Job
Copy out each line of the data that holds the word "color".

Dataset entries
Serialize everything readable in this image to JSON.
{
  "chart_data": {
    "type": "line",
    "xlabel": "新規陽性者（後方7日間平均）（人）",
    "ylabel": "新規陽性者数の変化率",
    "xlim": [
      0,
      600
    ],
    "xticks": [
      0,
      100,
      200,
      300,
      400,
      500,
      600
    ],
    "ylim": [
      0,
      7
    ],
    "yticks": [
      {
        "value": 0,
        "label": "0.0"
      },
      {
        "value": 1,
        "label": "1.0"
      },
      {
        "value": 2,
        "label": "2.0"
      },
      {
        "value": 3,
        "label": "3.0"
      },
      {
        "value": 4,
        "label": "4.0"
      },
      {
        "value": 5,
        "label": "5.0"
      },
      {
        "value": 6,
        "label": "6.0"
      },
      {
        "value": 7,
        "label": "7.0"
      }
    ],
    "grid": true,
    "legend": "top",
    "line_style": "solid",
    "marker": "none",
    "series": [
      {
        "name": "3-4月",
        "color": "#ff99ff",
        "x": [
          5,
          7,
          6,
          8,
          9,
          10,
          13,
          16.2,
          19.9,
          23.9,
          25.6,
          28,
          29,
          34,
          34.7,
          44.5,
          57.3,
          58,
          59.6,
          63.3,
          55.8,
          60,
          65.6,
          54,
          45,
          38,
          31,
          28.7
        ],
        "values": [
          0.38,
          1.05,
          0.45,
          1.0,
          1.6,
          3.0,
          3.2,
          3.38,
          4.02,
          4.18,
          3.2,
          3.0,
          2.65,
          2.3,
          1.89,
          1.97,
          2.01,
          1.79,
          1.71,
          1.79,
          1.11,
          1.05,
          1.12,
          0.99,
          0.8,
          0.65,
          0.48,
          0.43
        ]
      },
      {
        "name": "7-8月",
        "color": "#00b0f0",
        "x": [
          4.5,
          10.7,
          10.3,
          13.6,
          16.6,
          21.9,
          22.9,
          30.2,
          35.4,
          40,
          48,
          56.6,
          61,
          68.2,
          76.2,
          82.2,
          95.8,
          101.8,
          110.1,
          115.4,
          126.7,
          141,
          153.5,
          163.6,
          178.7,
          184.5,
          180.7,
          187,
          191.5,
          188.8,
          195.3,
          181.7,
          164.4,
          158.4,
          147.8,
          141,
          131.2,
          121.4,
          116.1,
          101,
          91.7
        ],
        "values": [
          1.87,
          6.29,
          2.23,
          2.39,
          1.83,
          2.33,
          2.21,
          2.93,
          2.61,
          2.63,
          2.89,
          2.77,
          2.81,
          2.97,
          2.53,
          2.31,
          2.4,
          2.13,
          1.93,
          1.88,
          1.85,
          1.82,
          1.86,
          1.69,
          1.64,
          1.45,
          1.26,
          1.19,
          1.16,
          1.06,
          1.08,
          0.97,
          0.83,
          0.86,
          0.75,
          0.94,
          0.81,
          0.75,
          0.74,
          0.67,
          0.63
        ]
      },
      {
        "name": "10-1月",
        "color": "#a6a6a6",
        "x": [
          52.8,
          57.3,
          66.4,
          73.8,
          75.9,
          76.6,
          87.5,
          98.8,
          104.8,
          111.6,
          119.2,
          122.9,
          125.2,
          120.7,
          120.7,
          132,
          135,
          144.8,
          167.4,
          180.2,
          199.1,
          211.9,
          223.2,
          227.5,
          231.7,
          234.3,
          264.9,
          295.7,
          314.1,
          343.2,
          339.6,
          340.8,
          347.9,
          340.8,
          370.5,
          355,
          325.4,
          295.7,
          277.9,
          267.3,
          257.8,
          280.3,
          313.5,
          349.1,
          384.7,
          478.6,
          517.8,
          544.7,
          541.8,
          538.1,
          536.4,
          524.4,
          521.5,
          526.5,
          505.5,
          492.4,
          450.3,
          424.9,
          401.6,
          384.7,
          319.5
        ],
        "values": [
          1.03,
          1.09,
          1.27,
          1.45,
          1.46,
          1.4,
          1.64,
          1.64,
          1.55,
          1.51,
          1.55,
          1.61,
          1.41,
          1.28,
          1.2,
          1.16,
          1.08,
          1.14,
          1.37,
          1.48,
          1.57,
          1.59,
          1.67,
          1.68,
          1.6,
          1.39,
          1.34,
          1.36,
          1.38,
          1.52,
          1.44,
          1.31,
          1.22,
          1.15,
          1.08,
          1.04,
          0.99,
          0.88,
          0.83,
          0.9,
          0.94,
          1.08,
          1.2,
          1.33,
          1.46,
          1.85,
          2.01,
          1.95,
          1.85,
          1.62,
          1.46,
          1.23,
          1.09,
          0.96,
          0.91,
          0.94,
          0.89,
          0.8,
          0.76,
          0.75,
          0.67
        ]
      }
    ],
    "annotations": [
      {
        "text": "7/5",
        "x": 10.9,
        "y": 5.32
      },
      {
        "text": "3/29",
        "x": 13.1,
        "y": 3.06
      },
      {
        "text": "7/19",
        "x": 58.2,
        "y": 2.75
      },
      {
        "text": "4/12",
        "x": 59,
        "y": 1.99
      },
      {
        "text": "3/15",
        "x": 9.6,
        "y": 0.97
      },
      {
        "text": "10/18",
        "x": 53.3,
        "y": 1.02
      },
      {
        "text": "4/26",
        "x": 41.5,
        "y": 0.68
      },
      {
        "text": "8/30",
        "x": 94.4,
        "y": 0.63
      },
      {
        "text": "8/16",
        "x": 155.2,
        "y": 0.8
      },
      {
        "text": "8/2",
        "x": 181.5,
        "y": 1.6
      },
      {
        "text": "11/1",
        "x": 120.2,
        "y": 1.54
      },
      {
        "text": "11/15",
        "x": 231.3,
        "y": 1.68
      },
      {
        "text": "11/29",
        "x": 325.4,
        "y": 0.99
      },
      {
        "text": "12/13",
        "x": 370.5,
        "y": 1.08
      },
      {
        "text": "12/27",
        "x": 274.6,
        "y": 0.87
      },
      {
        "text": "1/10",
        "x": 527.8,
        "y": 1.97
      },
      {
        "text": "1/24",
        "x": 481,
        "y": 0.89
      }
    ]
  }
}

Correct answer
        "color": "#ff99ff",
        "color": "#00b0f0",
        "color": "#a6a6a6",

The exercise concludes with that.